• The problem: Give back a single number, the count of lines containing the word "teladan".

===

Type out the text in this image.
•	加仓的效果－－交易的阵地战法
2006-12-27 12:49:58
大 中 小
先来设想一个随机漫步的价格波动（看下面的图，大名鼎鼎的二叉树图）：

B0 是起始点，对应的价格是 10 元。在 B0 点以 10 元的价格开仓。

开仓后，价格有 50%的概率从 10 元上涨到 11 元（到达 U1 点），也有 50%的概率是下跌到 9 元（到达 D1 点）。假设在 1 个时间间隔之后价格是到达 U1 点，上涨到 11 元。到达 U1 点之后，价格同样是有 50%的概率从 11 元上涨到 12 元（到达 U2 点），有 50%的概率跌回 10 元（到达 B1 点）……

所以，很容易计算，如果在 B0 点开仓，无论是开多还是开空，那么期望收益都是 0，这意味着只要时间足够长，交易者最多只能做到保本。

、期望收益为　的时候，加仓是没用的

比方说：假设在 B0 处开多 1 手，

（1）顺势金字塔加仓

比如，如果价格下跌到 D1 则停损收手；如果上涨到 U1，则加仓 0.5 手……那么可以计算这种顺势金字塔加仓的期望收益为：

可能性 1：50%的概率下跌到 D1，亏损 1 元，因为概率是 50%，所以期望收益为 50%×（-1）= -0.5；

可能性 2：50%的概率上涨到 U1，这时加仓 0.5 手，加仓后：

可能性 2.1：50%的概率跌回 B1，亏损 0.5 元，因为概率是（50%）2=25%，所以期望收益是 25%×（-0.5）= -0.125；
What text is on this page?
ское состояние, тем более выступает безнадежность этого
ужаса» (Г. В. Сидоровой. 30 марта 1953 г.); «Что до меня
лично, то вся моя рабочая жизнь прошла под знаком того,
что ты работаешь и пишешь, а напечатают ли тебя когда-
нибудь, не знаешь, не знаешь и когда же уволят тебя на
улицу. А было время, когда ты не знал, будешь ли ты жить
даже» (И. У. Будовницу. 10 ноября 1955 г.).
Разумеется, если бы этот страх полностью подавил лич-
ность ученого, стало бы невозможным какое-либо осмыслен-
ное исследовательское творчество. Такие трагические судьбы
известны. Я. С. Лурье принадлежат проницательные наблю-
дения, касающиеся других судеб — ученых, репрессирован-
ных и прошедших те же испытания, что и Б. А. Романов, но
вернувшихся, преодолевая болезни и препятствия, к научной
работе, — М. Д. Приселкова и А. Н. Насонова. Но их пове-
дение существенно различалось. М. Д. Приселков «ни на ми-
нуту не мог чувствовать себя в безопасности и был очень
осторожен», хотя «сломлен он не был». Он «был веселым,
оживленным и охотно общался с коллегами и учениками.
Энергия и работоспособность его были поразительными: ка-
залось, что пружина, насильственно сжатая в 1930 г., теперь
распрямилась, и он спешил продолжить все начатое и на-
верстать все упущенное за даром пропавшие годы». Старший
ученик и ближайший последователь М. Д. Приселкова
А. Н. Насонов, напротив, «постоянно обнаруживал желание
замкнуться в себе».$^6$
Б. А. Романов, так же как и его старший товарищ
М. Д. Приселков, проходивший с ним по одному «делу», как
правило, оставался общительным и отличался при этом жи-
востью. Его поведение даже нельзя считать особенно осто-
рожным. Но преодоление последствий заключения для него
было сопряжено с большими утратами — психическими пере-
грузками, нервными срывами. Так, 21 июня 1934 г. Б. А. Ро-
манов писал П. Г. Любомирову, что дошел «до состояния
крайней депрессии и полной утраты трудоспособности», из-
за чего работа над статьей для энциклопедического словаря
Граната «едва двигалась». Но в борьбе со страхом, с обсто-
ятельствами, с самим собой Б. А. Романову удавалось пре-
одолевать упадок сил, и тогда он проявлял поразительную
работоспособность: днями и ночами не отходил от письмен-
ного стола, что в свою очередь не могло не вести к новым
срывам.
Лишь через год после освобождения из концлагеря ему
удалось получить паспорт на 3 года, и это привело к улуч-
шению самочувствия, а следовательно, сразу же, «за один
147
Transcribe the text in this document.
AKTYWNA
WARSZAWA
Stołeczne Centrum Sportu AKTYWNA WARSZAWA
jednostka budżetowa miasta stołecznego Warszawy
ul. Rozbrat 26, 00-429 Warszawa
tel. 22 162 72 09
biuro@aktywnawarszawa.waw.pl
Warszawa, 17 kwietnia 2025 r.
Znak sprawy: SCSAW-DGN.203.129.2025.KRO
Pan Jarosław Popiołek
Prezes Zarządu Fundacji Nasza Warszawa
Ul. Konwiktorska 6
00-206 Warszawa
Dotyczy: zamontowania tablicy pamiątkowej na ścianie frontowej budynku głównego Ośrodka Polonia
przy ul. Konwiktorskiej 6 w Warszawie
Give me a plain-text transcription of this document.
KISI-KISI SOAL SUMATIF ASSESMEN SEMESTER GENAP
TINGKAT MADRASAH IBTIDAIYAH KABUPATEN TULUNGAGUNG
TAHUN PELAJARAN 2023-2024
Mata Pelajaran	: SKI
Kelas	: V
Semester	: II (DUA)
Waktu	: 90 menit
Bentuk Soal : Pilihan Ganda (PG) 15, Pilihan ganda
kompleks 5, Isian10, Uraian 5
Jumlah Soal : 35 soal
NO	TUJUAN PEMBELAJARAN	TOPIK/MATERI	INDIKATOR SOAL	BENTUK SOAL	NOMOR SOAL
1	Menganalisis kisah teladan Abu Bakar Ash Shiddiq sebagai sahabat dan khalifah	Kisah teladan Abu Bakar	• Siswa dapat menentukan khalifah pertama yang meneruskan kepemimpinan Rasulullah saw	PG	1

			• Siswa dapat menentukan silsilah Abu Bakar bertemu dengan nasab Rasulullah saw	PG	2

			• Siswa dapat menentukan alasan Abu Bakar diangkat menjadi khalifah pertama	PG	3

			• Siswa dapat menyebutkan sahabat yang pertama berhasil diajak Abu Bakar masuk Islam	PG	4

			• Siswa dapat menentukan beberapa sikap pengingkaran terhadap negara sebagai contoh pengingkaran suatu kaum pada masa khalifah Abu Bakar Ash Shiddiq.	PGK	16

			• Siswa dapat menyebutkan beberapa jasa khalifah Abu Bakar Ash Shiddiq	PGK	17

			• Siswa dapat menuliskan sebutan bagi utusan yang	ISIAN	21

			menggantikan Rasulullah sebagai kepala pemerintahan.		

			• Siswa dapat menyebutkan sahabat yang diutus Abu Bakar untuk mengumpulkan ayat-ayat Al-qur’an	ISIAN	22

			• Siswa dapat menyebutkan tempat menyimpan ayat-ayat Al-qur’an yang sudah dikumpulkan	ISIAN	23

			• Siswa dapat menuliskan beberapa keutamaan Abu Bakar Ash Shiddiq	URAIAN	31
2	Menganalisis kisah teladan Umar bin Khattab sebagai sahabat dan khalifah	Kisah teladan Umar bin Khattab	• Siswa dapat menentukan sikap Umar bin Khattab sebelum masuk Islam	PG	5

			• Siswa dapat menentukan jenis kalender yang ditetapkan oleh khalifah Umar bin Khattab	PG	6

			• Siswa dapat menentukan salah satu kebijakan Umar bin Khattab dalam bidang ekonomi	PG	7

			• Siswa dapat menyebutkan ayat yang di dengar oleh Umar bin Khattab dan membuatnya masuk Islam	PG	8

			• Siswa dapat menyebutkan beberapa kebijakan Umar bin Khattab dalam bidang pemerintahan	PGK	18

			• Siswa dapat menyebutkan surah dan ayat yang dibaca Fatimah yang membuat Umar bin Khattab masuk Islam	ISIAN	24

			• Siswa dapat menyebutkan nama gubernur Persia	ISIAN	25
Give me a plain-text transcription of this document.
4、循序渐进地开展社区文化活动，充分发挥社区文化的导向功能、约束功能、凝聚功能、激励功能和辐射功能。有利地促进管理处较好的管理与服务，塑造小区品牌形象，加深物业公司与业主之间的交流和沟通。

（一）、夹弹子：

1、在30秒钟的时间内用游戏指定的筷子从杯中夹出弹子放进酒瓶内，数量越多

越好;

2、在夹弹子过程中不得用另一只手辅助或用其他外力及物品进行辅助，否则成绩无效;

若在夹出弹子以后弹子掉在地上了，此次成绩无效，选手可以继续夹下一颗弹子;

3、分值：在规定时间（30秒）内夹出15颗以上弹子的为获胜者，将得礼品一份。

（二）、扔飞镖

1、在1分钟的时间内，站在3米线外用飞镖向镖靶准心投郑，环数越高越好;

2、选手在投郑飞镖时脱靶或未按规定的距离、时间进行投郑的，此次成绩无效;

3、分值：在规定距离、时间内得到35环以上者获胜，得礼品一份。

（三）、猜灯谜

===

• Exercise output: 2